[Given instruction]: Please output the lines shown below exactly as they appear.

[Information provided]:
========================
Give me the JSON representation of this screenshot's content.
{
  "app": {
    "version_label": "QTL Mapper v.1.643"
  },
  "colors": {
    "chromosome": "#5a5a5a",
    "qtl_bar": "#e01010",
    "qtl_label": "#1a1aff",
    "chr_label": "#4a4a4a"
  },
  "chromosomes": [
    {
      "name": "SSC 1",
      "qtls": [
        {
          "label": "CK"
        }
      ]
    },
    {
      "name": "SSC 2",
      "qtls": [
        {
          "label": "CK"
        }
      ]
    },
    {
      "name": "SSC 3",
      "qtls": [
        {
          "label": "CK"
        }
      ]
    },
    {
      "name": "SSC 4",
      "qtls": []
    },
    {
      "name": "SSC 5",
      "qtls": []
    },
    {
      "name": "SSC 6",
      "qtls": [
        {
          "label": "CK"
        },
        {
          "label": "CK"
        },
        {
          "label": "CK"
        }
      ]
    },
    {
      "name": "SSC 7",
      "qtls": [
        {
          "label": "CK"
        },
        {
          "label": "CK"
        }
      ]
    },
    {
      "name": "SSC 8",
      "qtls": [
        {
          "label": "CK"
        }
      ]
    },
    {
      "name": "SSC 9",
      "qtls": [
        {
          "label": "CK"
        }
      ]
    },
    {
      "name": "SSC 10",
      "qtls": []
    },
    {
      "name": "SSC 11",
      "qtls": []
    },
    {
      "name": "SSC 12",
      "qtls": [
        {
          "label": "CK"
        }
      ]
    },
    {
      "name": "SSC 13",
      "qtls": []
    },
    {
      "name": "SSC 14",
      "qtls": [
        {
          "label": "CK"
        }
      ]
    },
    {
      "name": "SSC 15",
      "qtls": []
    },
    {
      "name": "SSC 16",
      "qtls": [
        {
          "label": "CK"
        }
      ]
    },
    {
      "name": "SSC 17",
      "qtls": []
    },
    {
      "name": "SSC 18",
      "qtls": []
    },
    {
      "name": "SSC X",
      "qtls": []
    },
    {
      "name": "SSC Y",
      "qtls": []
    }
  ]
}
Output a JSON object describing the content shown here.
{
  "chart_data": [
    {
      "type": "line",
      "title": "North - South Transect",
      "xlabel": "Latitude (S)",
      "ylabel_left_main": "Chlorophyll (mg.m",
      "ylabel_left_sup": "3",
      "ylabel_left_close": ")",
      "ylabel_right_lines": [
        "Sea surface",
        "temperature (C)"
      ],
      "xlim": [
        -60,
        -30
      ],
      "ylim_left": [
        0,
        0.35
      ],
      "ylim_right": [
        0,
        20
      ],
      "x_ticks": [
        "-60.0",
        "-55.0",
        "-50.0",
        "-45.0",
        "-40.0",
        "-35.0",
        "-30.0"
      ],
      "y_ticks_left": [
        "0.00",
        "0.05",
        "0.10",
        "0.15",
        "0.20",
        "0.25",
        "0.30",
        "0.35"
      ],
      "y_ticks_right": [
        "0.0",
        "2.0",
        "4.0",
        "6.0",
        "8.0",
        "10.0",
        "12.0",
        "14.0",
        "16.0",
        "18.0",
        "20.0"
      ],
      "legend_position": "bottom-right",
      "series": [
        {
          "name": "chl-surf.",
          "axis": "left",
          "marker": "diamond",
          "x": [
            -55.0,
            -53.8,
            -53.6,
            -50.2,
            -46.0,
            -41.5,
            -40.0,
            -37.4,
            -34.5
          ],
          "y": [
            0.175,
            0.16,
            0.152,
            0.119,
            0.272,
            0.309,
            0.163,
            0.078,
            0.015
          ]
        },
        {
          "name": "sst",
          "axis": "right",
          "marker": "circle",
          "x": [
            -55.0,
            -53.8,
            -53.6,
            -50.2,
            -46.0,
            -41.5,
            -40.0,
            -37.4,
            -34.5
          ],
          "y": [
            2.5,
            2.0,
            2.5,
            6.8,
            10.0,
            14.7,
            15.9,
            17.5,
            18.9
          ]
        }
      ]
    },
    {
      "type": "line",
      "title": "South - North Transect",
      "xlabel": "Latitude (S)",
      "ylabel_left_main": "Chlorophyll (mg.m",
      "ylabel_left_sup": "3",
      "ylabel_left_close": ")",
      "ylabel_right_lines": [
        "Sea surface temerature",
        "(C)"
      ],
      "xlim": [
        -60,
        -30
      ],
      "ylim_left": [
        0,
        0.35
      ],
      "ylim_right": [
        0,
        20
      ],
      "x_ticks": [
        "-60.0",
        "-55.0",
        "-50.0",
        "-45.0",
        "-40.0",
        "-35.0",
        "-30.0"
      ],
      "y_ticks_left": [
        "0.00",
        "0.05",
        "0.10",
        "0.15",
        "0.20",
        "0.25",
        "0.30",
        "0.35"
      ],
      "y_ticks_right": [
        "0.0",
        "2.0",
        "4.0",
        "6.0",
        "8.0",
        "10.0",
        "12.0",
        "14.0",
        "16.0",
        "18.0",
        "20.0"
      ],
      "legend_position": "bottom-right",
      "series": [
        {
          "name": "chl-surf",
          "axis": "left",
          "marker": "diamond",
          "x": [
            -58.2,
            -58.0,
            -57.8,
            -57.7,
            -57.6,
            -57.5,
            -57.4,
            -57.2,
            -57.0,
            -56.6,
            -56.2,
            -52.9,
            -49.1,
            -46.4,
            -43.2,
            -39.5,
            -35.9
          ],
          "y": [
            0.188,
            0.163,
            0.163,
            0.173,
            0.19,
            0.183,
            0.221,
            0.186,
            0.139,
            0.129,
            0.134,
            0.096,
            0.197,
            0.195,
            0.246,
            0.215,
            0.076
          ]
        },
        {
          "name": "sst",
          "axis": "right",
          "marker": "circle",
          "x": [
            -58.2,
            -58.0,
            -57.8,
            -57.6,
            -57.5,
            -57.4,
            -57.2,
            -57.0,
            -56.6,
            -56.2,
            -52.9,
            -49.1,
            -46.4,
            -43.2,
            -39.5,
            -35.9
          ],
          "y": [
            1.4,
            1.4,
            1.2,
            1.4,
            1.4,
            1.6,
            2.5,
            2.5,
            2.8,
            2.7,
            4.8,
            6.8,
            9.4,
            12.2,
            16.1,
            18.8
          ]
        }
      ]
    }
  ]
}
========================
[Answer in full]:
Give me the JSON representation of this screenshot's content.
{
  "app": {
    "version_label": "QTL Mapper v.1.643"
  },
  "colors": {
    "chromosome": "#5a5a5a",
    "qtl_bar": "#e01010",
    "qtl_label": "#1a1aff",
    "chr_label": "#4a4a4a"
  },
  "chromosomes": [
    {
      "name": "SSC 1",
      "qtls": [
        {
          "label": "CK"
        }
      ]
    },
    {
      "name": "SSC 2",
      "qtls": [
        {
          "label": "CK"
        }
      ]
    },
    {
      "name": "SSC 3",
      "qtls": [
        {
          "label": "CK"
        }
      ]
    },
    {
      "name": "SSC 4",
      "qtls": []
    },
    {
      "name": "SSC 5",
      "qtls": []
    },
    {
      "name": "SSC 6",
      "qtls": [
        {
          "label": "CK"
        },
        {
          "label": "CK"
        },
        {
          "label": "CK"
        }
      ]
    },
    {
      "name": "SSC 7",
      "qtls": [
        {
          "label": "CK"
        },
        {
          "label": "CK"
        }
      ]
    },
    {
      "name": "SSC 8",
      "qtls": [
        {
          "label": "CK"
        }
      ]
    },
    {
      "name": "SSC 9",
      "qtls": [
        {
          "label": "CK"
        }
      ]
    },
    {
      "name": "SSC 10",
      "qtls": []
    },
    {
      "name": "SSC 11",
      "qtls": []
    },
    {
      "name": "SSC 12",
      "qtls": [
        {
          "label": "CK"
        }
      ]
    },
    {
      "name": "SSC 13",
      "qtls": []
    },
    {
      "name": "SSC 14",
      "qtls": [
        {
          "label": "CK"
        }
      ]
    },
    {
      "name": "SSC 15",
      "qtls": []
    },
    {
      "name": "SSC 16",
      "qtls": [
        {
          "label": "CK"
        }
      ]
    },
    {
      "name": "SSC 17",
      "qtls": []
    },
    {
      "name": "SSC 18",
      "qtls": []
    },
    {
      "name": "SSC X",
      "qtls": []
    },
    {
      "name": "SSC Y",
      "qtls": []
    }
  ]
}
Output a JSON object describing the content shown here.
{
  "chart_data": [
    {
      "type": "line",
      "title": "North - South Transect",
      "xlabel": "Latitude (S)",
      "ylabel_left_main": "Chlorophyll (mg.m",
      "ylabel_left_sup": "3",
      "ylabel_left_close": ")",
      "ylabel_right_lines": [
        "Sea surface",
        "temperature (C)"
      ],
      "xlim": [
        -60,
        -30
      ],
      "ylim_left": [
        0,
        0.35
      ],
      "ylim_right": [
        0,
        20
      ],
      "x_ticks": [
        "-60.0",
        "-55.0",
        "-50.0",
        "-45.0",
        "-40.0",
        "-35.0",
        "-30.0"
      ],
      "y_ticks_left": [
        "0.00",
        "0.05",
        "0.10",
        "0.15",
        "0.20",
        "0.25",
        "0.30",
        "0.35"
      ],
      "y_ticks_right": [
        "0.0",
        "2.0",
        "4.0",
        "6.0",
        "8.0",
        "10.0",
        "12.0",
        "14.0",
        "16.0",
        "18.0",
        "20.0"
      ],
      "legend_position": "bottom-right",
      "series": [
        {
          "name": "chl-surf.",
          "axis": "left",
          "marker": "diamond",
          "x": [
            -55.0,
            -53.8,
            -53.6,
            -50.2,
            -46.0,
            -41.5,
            -40.0,
            -37.4,
            -34.5
          ],
          "y": [
            0.175,
            0.16,
            0.152,
            0.119,
            0.272,
            0.309,
            0.163,
            0.078,
            0.015
          ]
        },
        {
          "name": "sst",
          "axis": "right",
          "marker": "circle",
          "x": [
            -55.0,
            -53.8,
            -53.6,
            -50.2,
            -46.0,
            -41.5,
            -40.0,
            -37.4,
            -34.5
          ],
          "y": [
            2.5,
            2.0,
            2.5,
            6.8,
            10.0,
            14.7,
            15.9,
            17.5,
            18.9
          ]
        }
      ]
    },
    {
      "type": "line",
      "title": "South - North Transect",
      "xlabel": "Latitude (S)",
      "ylabel_left_main": "Chlorophyll (mg.m",
      "ylabel_left_sup": "3",
      "ylabel_left_close": ")",
      "ylabel_right_lines": [
        "Sea surface temerature",
        "(C)"
      ],
      "xlim": [
        -60,
        -30
      ],
      "ylim_left": [
        0,
        0.35
      ],
      "ylim_right": [
        0,
        20
      ],
      "x_ticks": [
        "-60.0",
        "-55.0",
        "-50.0",
        "-45.0",
        "-40.0",
        "-35.0",
        "-30.0"
      ],
      "y_ticks_left": [
        "0.00",
        "0.05",
        "0.10",
        "0.15",
        "0.20",
        "0.25",
        "0.30",
        "0.35"
      ],
      "y_ticks_right": [
        "0.0",
        "2.0",
        "4.0",
        "6.0",
        "8.0",
        "10.0",
        "12.0",
        "14.0",
        "16.0",
        "18.0",
        "20.0"
      ],
      "legend_position": "bottom-right",
      "series": [
        {
          "name": "chl-surf",
          "axis": "left",
          "marker": "diamond",
          "x": [
            -58.2,
            -58.0,
            -57.8,
            -57.7,
            -57.6,
            -57.5,
            -57.4,
            -57.2,
            -57.0,
            -56.6,
            -56.2,
            -52.9,
            -49.1,
            -46.4,
            -43.2,
            -39.5,
            -35.9
          ],
          "y": [
            0.188,
            0.163,
            0.163,
            0.173,
            0.19,
            0.183,
            0.221,
            0.186,
            0.139,
            0.129,
            0.134,
            0.096,
            0.197,
            0.195,
            0.246,
            0.215,
            0.076
          ]
        },
        {
          "name": "sst",
          "axis": "right",
          "marker": "circle",
          "x": [
            -58.2,
            -58.0,
            -57.8,
            -57.6,
            -57.5,
            -57.4,
            -57.2,
            -57.0,
            -56.6,
            -56.2,
            -52.9,
            -49.1,
            -46.4,
            -43.2,
            -39.5,
            -35.9
          ],
          "y": [
            1.4,
            1.4,
            1.2,
            1.4,
            1.4,
            1.6,
            2.5,
            2.5,
            2.8,
            2.7,
            4.8,
            6.8,
            9.4,
            12.2,
            16.1,
            18.8
          ]
        }
      ]
    }
  ]
}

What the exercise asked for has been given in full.